**The request:** The complete listing should be restated exactly.
### Data supplied
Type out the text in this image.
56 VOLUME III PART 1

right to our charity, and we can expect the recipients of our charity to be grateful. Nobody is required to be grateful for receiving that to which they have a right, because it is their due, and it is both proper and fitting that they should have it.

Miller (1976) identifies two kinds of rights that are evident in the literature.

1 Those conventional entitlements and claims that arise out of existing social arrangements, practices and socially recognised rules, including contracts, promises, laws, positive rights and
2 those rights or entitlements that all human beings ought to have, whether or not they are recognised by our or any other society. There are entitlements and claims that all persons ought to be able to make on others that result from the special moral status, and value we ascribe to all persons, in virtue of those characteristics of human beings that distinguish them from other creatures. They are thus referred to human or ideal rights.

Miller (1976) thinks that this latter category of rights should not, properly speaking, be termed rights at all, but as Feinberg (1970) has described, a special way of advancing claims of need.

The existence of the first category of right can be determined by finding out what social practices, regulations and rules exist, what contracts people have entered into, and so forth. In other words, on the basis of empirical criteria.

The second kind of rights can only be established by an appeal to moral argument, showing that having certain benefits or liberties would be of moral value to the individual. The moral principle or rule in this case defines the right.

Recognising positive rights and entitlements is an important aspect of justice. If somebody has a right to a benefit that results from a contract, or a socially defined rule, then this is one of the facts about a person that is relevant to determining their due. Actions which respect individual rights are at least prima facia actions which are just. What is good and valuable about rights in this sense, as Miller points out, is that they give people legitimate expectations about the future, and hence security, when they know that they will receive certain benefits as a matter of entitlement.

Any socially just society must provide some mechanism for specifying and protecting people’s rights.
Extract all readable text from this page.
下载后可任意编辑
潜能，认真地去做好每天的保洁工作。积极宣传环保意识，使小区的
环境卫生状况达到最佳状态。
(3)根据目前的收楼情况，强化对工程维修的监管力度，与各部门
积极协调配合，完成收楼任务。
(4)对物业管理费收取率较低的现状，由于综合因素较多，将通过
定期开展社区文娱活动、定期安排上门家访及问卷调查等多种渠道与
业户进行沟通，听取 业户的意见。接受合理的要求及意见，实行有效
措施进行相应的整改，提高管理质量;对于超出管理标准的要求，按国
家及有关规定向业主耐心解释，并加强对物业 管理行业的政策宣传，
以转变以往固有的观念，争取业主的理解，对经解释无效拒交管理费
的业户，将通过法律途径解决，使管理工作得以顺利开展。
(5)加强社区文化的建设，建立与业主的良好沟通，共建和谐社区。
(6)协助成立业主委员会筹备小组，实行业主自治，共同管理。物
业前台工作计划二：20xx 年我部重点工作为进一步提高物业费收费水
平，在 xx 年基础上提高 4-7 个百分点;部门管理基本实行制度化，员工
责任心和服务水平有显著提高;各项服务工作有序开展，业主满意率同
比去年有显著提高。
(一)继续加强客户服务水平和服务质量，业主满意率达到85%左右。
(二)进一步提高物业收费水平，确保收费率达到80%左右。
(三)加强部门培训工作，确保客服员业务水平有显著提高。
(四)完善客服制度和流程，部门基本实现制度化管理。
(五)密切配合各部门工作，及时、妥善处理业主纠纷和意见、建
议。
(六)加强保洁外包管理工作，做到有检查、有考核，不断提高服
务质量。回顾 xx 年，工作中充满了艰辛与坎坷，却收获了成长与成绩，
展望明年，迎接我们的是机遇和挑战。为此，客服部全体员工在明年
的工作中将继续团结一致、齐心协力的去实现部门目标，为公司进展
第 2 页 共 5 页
######
**Response to the exercise:**
Type out the text in this image.
56 VOLUME III PART 1

right to our charity, and we can expect the recipients of our charity to be grateful. Nobody is required to be grateful for receiving that to which they have a right, because it is their due, and it is both proper and fitting that they should have it.

Miller (1976) identifies two kinds of rights that are evident in the literature.

1 Those conventional entitlements and claims that arise out of existing social arrangements, practices and socially recognised rules, including contracts, promises, laws, positive rights and
2 those rights or entitlements that all human beings ought to have, whether or not they are recognised by our or any other society. There are entitlements and claims that all persons ought to be able to make on others that result from the special moral status, and value we ascribe to all persons, in virtue of those characteristics of human beings that distinguish them from other creatures. They are thus referred to human or ideal rights.

Miller (1976) thinks that this latter category of rights should not, properly speaking, be termed rights at all, but as Feinberg (1970) has described, a special way of advancing claims of need.

The existence of the first category of right can be determined by finding out what social practices, regulations and rules exist, what contracts people have entered into, and so forth. In other words, on the basis of empirical criteria.

The second kind of rights can only be established by an appeal to moral argument, showing that having certain benefits or liberties would be of moral value to the individual. The moral principle or rule in this case defines the right.

Recognising positive rights and entitlements is an important aspect of justice. If somebody has a right to a benefit that results from a contract, or a socially defined rule, then this is one of the facts about a person that is relevant to determining their due. Actions which respect individual rights are at least prima facia actions which are just. What is good and valuable about rights in this sense, as Miller points out, is that they give people legitimate expectations about the future, and hence security, when they know that they will receive certain benefits as a matter of entitlement.

Any socially just society must provide some mechanism for specifying and protecting people’s rights.
Extract all readable text from this page.
下载后可任意编辑
潜能，认真地去做好每天的保洁工作。积极宣传环保意识，使小区的
环境卫生状况达到最佳状态。
(3)根据目前的收楼情况，强化对工程维修的监管力度，与各部门
积极协调配合，完成收楼任务。
(4)对物业管理费收取率较低的现状，由于综合因素较多，将通过
定期开展社区文娱活动、定期安排上门家访及问卷调查等多种渠道与
业户进行沟通，听取 业户的意见。接受合理的要求及意见，实行有效
措施进行相应的整改，提高管理质量;对于超出管理标准的要求，按国
家及有关规定向业主耐心解释，并加强对物业 管理行业的政策宣传，
以转变以往固有的观念，争取业主的理解，对经解释无效拒交管理费
的业户，将通过法律途径解决，使管理工作得以顺利开展。
(5)加强社区文化的建设，建立与业主的良好沟通，共建和谐社区。
(6)协助成立业主委员会筹备小组，实行业主自治，共同管理。物
业前台工作计划二：20xx 年我部重点工作为进一步提高物业费收费水
平，在 xx 年基础上提高 4-7 个百分点;部门管理基本实行制度化，员工
责任心和服务水平有显著提高;各项服务工作有序开展，业主满意率同
比去年有显著提高。
(一)继续加强客户服务水平和服务质量，业主满意率达到85%左右。
(二)进一步提高物业收费水平，确保收费率达到80%左右。
(三)加强部门培训工作，确保客服员业务水平有显著提高。
(四)完善客服制度和流程，部门基本实现制度化管理。
(五)密切配合各部门工作，及时、妥善处理业主纠纷和意见、建
议。
(六)加强保洁外包管理工作，做到有检查、有考核，不断提高服
务质量。回顾 xx 年，工作中充满了艰辛与坎坷，却收获了成长与成绩，
展望明年，迎接我们的是机遇和挑战。为此，客服部全体员工在明年
的工作中将继续团结一致、齐心协力的去实现部门目标，为公司进展
第 2 页 共 5 页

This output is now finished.